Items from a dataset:
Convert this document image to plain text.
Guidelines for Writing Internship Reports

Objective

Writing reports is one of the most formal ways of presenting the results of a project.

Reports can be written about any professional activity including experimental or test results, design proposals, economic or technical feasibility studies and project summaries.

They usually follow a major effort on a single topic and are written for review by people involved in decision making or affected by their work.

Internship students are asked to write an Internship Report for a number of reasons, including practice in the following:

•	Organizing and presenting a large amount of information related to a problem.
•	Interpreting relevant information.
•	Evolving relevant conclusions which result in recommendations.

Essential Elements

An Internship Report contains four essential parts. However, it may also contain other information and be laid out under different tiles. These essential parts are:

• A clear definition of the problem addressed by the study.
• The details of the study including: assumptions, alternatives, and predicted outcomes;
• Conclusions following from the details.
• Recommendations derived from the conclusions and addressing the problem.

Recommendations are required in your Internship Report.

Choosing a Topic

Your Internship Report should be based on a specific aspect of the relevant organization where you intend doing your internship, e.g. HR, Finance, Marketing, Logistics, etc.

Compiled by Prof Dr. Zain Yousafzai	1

# [Task details]
Lines that hold "presenting" are the ones to copy; find all of them.

# [Correct result]
Writing reports is one of the most formal ways of presenting the results of a project.
•	Organizing and presenting a large amount of information related to a problem.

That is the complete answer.